Leave out the images; return the rest of the data exactly.

═══ Provided information ═══

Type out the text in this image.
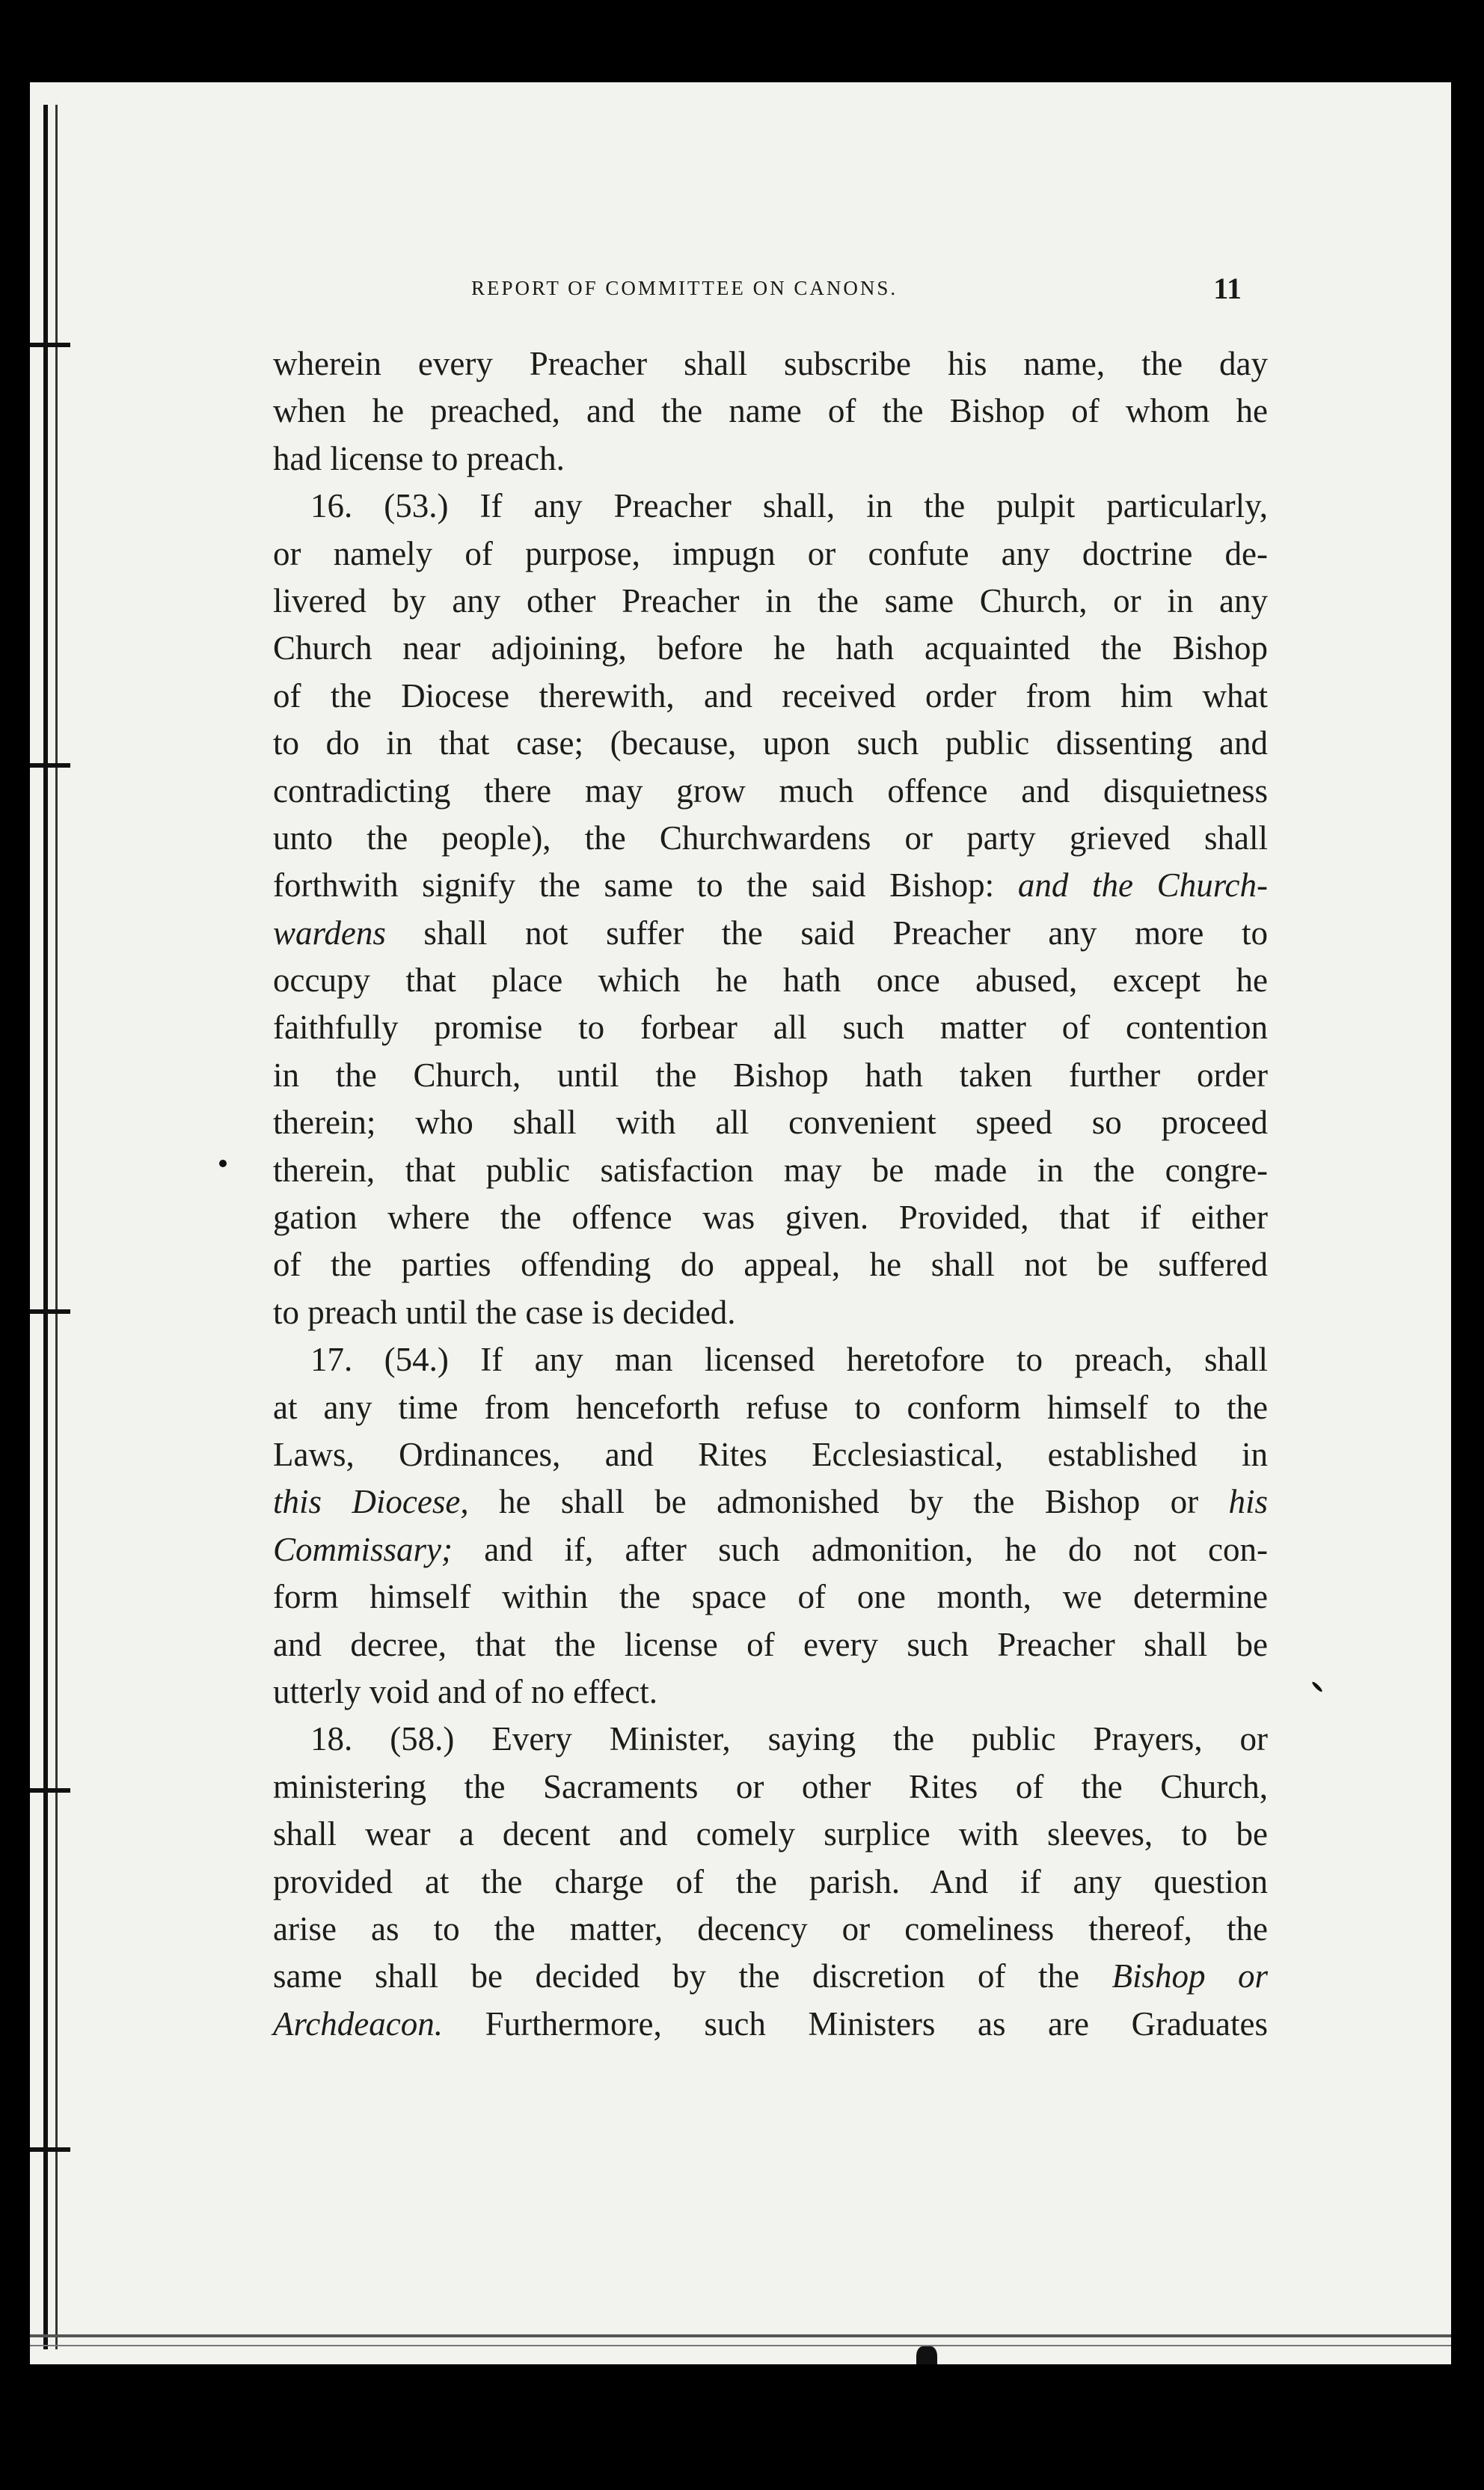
REPORT OF COMMITTEE ON CANONS.	11
wherein every Preacher shall subscribe his name, the day
when he preached, and the name of the Bishop of whom he
had license to preach.
16. (53.) If any Preacher shall, in the pulpit particularly,
or namely of purpose, impugn or confute any doctrine de-
livered by any other Preacher in the same Church, or in any
Church near adjoining, before he hath acquainted the Bishop
of the Diocese therewith, and received order from him what
to do in that case; (because, upon such public dissenting and
contradicting there may grow much offence and disquietness
unto the people), the Churchwardens or party grieved shall
forthwith signify the same to the said Bishop: and the Church-
wardens shall not suffer the said Preacher any more to
occupy that place which he hath once abused, except he
faithfully promise to forbear all such matter of contention
in the Church, until the Bishop hath taken further order
therein; who shall with all convenient speed so proceed
therein, that public satisfaction may be made in the congre-
gation where the offence was given. Provided, that if either
of the parties offending do appeal, he shall not be suffered
to preach until the case is decided.
17. (54.) If any man licensed heretofore to preach, shall
at any time from henceforth refuse to conform himself to the
Laws, Ordinances, and Rites Ecclesiastical, established in
this Diocese, he shall be admonished by the Bishop or his
Commissary; and if, after such admonition, he do not con-
form himself within the space of one month, we determine
and decree, that the license of every such Preacher shall be
utterly void and of no effect.
18. (58.) Every Minister, saying the public Prayers, or
ministering the Sacraments or other Rites of the Church,
shall wear a decent and comely surplice with sleeves, to be
provided at the charge of the parish. And if any question
arise as to the matter, decency or comeliness thereof, the
same shall be decided by the discretion of the Bishop or
Archdeacon. Furthermore, such Ministers as are Graduates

═══

▸ **Reply to the exercise**
Type out the text in this image.
REPORT OF COMMITTEE ON CANONS.	11
wherein every Preacher shall subscribe his name, the day
when he preached, and the name of the Bishop of whom he
had license to preach.
16. (53.) If any Preacher shall, in the pulpit particularly,
or namely of purpose, impugn or confute any doctrine de-
livered by any other Preacher in the same Church, or in any
Church near adjoining, before he hath acquainted the Bishop
of the Diocese therewith, and received order from him what
to do in that case; (because, upon such public dissenting and
contradicting there may grow much offence and disquietness
unto the people), the Churchwardens or party grieved shall
forthwith signify the same to the said Bishop: and the Church-
wardens shall not suffer the said Preacher any more to
occupy that place which he hath once abused, except he
faithfully promise to forbear all such matter of contention
in the Church, until the Bishop hath taken further order
therein; who shall with all convenient speed so proceed
therein, that public satisfaction may be made in the congre-
gation where the offence was given. Provided, that if either
of the parties offending do appeal, he shall not be suffered
to preach until the case is decided.
17. (54.) If any man licensed heretofore to preach, shall
at any time from henceforth refuse to conform himself to the
Laws, Ordinances, and Rites Ecclesiastical, established in
this Diocese, he shall be admonished by the Bishop or his
Commissary; and if, after such admonition, he do not con-
form himself within the space of one month, we determine
and decree, that the license of every such Preacher shall be
utterly void and of no effect.
18. (58.) Every Minister, saying the public Prayers, or
ministering the Sacraments or other Rites of the Church,
shall wear a decent and comely surplice with sleeves, to be
provided at the charge of the parish. And if any question
arise as to the matter, decency or comeliness thereof, the
same shall be decided by the discretion of the Bishop or
Archdeacon. Furthermore, such Ministers as are Graduates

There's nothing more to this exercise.